Entries provided:
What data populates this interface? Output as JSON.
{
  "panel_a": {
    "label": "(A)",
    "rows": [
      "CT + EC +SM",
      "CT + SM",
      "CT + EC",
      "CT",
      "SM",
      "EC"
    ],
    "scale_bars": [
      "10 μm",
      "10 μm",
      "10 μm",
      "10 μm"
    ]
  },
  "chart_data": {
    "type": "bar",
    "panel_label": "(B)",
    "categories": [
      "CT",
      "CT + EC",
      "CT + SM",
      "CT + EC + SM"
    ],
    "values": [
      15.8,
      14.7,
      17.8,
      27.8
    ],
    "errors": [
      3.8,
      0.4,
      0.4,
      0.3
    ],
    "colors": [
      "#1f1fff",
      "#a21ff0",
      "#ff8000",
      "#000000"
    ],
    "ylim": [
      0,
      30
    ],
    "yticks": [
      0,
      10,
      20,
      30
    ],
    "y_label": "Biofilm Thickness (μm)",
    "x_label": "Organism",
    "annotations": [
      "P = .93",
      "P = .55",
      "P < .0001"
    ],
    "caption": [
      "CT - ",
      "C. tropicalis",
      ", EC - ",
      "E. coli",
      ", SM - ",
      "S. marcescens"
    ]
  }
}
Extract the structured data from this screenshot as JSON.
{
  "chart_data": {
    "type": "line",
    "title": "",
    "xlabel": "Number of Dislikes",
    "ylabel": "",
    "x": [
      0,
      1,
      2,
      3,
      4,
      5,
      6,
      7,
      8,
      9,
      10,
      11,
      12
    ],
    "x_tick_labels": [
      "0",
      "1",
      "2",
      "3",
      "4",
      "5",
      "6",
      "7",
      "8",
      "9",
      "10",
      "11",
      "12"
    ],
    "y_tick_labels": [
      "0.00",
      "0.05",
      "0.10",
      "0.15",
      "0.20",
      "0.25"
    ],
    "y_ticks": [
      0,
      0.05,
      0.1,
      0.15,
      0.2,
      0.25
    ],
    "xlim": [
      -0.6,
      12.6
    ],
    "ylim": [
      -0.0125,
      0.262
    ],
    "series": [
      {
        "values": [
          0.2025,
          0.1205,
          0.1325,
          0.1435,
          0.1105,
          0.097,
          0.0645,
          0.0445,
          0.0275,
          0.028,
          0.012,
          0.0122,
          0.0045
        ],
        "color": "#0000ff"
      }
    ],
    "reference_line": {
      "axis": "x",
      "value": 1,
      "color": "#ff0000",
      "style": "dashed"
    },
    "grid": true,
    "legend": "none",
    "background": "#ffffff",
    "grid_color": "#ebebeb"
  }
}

Task statement:
Go through the lines above. Select every one that has the string "JSON".

Result below:
What data populates this interface? Output as JSON.
Extract the structured data from this screenshot as JSON.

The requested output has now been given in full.